AIM OF THE EXERCISE:
Among the lines below, count those containing the word "that". Give the number only.

EXERCISE DATA:
"""

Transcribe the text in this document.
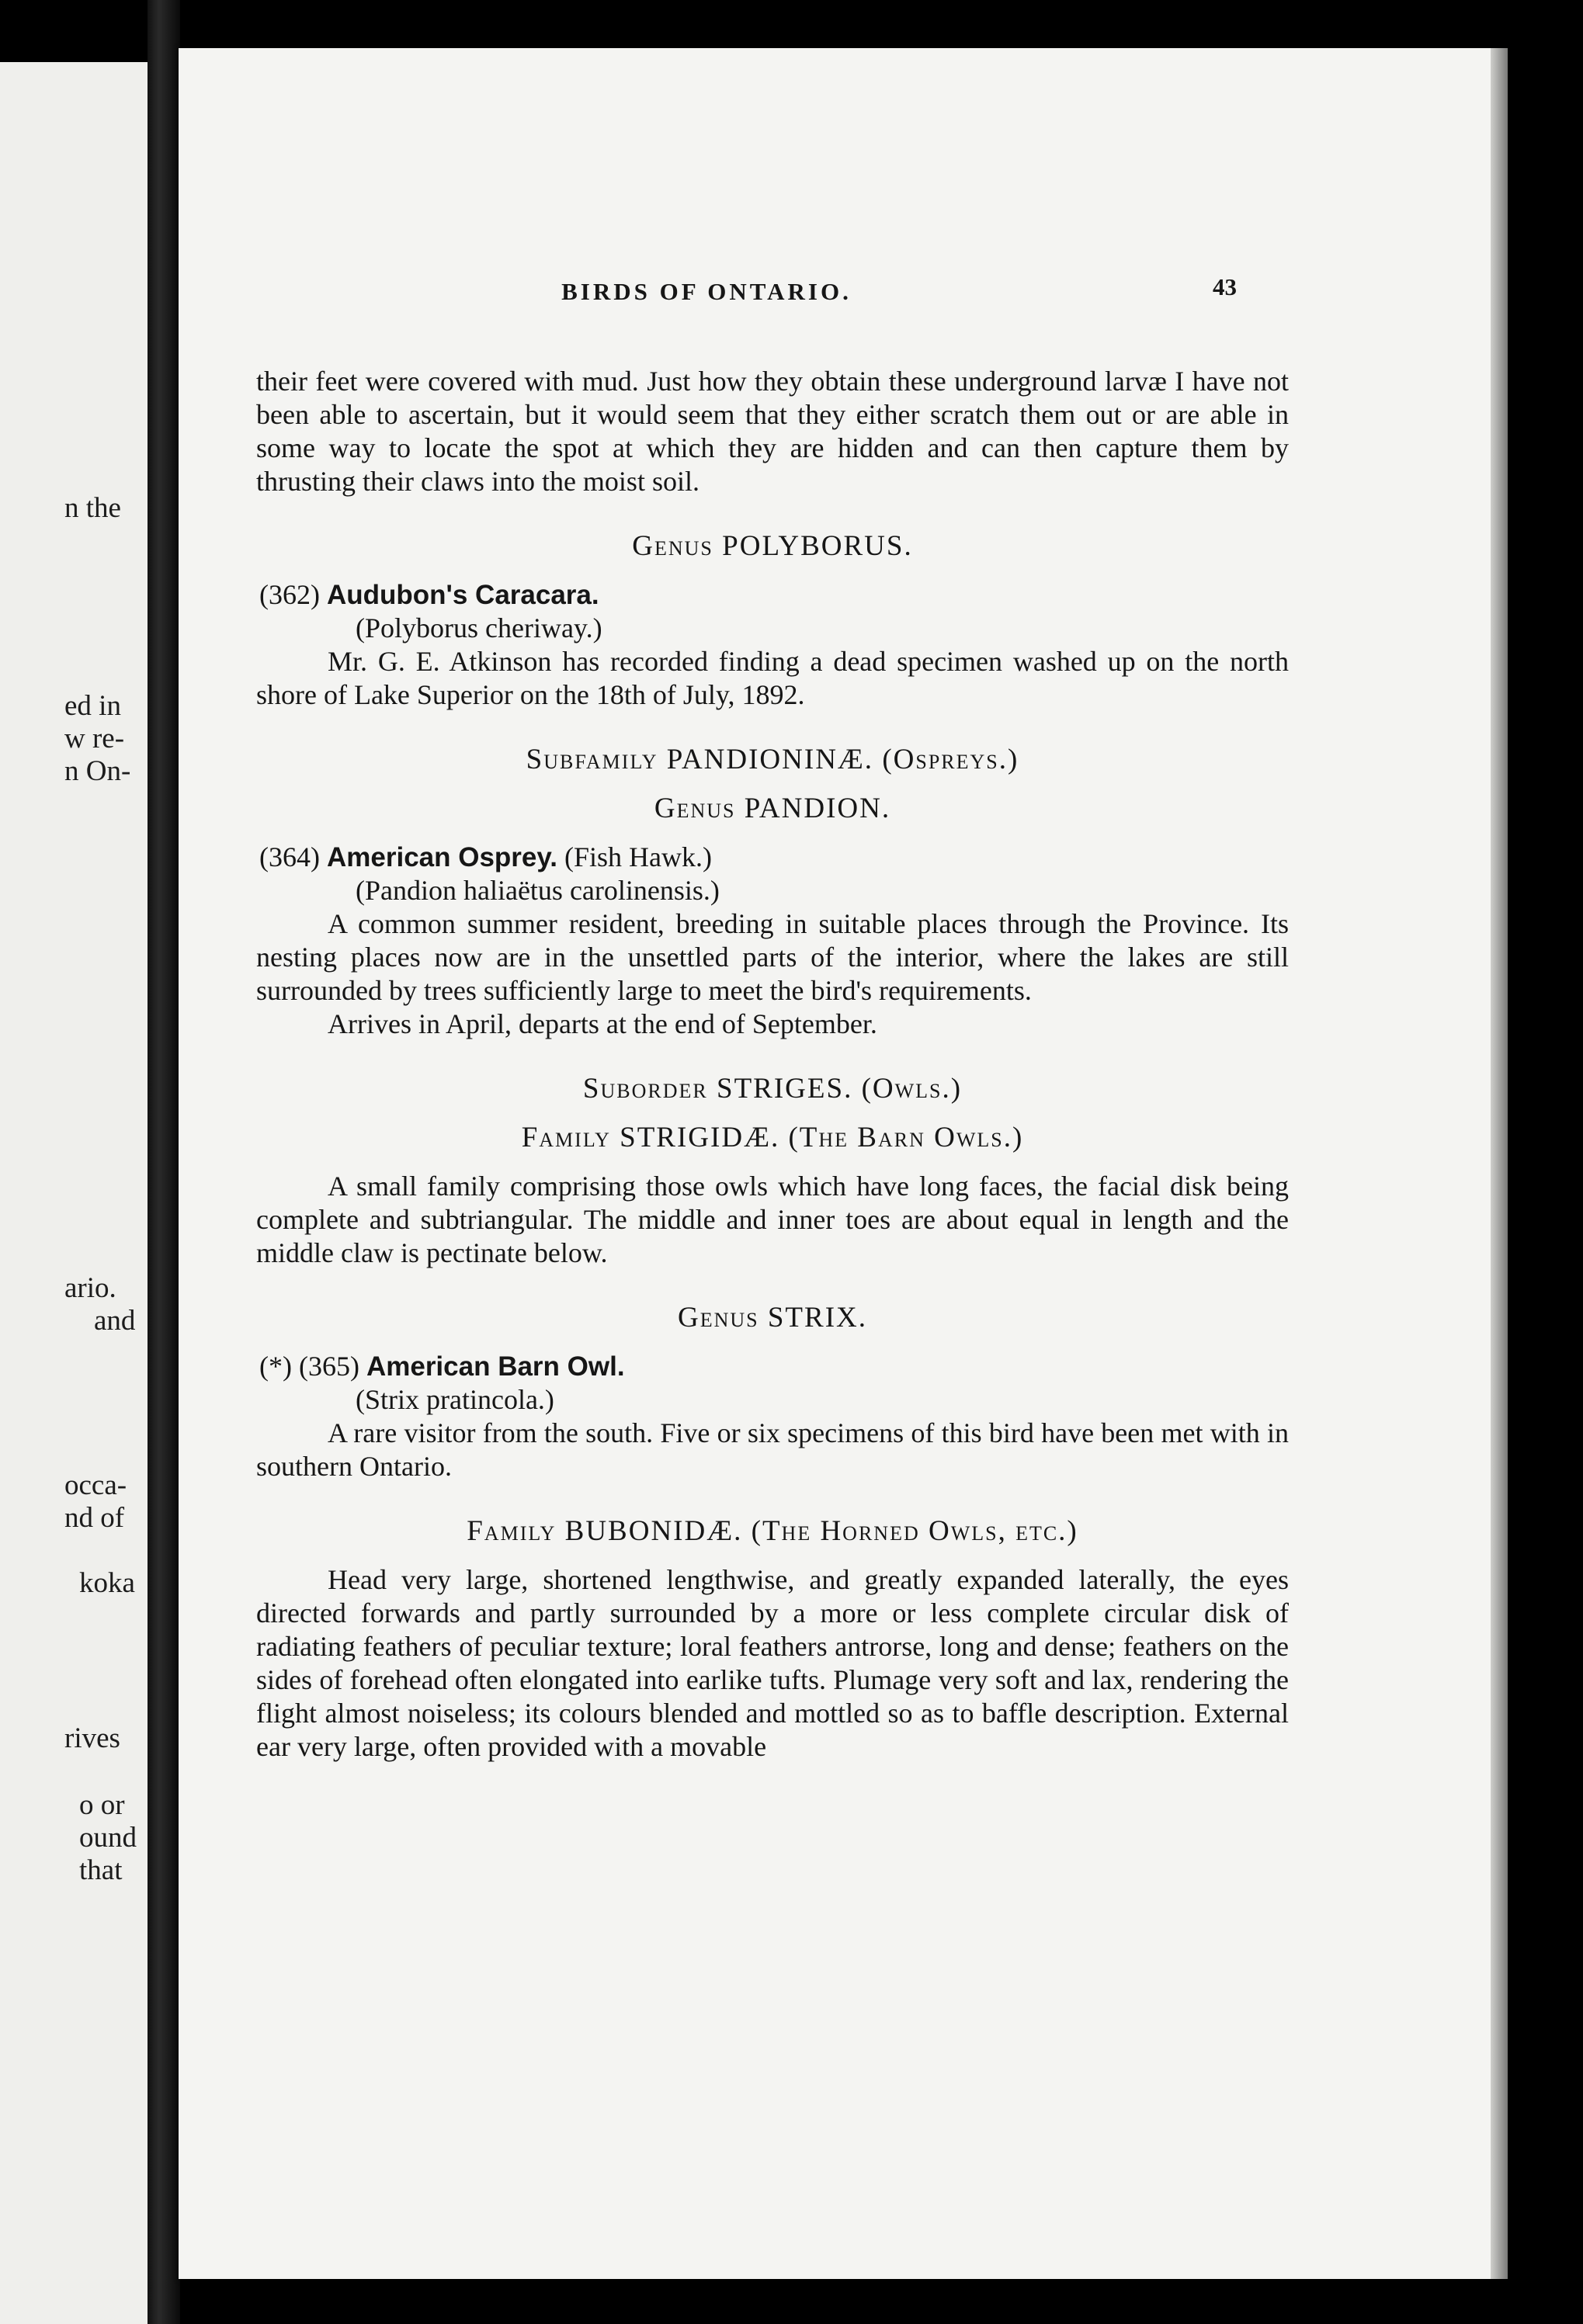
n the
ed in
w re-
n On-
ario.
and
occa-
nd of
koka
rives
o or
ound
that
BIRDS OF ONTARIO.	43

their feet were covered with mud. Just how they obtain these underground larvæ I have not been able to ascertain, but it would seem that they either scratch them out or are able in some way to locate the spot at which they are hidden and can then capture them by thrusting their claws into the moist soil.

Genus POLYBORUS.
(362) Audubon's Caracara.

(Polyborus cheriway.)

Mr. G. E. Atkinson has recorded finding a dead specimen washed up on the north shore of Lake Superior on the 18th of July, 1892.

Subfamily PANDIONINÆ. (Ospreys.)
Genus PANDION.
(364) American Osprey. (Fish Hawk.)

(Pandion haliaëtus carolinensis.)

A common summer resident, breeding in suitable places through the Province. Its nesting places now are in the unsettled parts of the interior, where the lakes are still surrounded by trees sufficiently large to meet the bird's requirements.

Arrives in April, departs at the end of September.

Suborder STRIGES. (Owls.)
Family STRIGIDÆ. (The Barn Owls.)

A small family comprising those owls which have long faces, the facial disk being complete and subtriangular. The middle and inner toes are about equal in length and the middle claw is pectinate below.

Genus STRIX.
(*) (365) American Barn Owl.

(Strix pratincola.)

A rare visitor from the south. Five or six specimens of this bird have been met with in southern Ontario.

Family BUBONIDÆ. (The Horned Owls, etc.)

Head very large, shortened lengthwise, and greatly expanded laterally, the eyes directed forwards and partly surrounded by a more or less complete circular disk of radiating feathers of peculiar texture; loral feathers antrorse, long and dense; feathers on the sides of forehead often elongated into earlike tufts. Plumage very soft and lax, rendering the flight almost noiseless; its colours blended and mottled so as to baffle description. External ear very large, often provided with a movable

"""
"""

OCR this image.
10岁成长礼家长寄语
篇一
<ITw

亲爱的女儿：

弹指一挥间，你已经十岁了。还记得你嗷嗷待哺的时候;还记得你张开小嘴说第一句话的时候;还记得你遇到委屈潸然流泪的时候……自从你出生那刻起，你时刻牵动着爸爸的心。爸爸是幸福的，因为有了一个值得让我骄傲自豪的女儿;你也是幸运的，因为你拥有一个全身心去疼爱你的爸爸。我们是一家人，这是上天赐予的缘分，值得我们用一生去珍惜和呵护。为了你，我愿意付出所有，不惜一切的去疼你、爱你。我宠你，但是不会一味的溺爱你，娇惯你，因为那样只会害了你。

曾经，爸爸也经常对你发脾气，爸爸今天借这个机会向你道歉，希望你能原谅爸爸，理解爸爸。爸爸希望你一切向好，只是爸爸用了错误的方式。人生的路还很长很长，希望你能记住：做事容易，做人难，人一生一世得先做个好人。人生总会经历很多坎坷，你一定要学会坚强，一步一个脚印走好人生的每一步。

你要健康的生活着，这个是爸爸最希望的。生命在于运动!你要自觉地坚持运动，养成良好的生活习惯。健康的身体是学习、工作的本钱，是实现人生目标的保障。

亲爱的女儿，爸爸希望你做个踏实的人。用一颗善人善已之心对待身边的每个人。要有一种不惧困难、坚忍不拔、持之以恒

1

"""

SOLUTION TO THIS EXERCISE:
2